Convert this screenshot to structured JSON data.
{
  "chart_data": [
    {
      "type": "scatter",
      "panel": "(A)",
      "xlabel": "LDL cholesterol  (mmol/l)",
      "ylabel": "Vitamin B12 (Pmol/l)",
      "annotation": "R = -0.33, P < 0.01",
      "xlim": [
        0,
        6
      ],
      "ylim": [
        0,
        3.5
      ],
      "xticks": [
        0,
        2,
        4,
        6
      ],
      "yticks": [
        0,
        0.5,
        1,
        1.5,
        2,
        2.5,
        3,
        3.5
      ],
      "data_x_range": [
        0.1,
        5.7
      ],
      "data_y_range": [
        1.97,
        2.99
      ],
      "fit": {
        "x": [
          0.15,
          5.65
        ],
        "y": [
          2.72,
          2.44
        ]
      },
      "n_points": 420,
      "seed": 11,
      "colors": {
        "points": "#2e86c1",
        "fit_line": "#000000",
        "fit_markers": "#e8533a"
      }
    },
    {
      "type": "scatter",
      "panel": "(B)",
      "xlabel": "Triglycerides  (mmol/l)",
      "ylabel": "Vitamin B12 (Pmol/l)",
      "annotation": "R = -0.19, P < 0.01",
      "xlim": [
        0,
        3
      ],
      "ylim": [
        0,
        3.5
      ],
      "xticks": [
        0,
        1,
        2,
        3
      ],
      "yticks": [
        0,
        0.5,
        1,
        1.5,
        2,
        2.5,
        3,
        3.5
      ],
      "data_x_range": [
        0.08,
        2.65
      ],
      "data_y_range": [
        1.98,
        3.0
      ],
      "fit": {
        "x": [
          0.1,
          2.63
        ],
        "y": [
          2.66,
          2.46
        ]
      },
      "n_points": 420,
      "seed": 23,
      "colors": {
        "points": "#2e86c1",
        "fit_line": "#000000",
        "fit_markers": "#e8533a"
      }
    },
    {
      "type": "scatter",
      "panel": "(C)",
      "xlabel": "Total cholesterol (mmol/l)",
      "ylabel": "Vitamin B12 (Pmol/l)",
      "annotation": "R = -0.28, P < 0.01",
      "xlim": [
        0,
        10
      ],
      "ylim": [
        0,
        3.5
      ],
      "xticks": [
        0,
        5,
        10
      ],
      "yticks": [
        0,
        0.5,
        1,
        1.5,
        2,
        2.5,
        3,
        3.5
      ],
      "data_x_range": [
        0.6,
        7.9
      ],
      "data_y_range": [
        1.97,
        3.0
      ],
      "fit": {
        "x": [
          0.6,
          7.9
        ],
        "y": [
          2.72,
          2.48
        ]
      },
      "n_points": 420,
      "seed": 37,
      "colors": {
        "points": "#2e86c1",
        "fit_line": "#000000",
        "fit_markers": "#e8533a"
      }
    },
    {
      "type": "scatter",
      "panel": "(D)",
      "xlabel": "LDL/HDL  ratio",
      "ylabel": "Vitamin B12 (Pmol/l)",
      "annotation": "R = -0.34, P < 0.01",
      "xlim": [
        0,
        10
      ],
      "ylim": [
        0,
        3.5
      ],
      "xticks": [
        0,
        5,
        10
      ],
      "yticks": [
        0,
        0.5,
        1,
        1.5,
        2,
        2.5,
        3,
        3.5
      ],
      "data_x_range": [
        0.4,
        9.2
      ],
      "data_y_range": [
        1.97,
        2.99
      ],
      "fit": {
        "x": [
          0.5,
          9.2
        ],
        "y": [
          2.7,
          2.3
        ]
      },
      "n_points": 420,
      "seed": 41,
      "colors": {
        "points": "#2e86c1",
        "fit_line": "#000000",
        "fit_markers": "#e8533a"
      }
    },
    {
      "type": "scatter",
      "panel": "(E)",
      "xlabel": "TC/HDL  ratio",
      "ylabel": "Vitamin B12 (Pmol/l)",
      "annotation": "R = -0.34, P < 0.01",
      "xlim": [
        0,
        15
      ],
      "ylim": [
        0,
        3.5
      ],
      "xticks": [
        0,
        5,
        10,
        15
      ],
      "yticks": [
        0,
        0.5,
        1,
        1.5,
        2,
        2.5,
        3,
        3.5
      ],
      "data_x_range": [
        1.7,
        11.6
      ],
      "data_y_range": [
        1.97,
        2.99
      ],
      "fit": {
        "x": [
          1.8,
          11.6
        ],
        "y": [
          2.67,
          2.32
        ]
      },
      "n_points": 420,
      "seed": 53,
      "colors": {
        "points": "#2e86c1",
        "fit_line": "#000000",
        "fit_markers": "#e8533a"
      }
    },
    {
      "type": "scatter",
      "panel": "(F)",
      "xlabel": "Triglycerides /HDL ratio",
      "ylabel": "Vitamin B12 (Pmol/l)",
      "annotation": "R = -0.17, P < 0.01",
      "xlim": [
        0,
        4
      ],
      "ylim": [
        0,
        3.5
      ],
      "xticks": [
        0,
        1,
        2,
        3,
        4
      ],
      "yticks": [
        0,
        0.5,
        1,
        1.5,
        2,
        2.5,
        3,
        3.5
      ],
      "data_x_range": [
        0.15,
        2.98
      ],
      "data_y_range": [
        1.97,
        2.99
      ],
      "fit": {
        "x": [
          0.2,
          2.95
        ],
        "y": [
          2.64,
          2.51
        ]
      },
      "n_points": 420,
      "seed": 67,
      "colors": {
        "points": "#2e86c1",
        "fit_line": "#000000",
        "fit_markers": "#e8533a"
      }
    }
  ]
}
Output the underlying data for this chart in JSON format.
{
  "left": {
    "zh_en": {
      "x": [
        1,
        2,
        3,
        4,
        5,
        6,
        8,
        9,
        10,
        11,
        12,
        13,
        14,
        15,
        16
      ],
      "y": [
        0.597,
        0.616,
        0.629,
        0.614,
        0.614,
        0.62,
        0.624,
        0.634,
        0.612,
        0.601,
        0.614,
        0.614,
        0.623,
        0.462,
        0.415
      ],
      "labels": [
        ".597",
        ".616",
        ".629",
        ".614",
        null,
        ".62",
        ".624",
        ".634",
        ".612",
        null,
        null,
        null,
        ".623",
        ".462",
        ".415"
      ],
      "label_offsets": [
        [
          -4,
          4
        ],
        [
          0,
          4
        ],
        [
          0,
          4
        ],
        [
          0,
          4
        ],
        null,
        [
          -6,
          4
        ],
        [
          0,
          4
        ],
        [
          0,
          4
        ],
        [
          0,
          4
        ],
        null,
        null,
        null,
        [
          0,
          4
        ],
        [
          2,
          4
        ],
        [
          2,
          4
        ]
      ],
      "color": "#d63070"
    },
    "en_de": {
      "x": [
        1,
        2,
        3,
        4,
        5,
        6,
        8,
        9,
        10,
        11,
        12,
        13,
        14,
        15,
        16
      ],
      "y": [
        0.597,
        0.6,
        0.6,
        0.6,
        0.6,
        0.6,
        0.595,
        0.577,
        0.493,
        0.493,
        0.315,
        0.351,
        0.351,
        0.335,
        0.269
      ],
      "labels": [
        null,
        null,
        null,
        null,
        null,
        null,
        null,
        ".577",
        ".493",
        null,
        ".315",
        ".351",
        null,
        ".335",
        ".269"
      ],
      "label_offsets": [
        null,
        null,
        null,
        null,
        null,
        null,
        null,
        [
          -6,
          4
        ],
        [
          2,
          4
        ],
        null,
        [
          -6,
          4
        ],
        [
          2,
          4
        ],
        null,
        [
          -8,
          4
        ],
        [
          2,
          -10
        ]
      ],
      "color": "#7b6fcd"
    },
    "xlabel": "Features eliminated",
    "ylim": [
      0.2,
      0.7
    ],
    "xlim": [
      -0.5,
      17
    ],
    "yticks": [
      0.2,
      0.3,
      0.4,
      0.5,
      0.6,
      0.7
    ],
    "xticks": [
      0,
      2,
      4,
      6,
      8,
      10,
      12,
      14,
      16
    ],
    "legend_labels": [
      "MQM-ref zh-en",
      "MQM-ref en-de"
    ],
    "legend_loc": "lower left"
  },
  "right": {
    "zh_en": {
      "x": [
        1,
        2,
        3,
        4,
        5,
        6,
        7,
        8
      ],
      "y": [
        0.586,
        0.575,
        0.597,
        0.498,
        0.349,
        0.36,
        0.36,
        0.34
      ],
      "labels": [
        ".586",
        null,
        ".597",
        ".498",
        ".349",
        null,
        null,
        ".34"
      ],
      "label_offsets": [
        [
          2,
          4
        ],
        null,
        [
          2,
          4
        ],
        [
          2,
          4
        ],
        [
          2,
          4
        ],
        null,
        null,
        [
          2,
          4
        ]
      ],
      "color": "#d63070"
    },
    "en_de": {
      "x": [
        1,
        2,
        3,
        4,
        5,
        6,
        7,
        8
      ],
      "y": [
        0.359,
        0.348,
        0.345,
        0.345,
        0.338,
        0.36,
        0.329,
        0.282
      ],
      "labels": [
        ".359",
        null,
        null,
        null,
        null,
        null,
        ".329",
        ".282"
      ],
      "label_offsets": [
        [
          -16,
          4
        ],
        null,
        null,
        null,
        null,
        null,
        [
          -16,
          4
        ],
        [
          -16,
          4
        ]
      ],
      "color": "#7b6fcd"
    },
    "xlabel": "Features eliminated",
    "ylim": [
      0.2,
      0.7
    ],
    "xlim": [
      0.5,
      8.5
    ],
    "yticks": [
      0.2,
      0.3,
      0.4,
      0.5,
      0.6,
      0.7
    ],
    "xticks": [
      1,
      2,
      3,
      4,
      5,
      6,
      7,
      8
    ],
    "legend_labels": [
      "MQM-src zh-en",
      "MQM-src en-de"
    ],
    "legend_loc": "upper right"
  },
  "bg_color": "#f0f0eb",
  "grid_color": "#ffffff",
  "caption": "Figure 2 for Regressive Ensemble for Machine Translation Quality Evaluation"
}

EXERCISE DIRECTIONS »
Copy each line above that contains the word "ratio".

IN RESPONSE »
      "xlabel": "LDL/HDL  ratio",
      "xlabel": "TC/HDL  ratio",
      "xlabel": "Triglycerides /HDL ratio",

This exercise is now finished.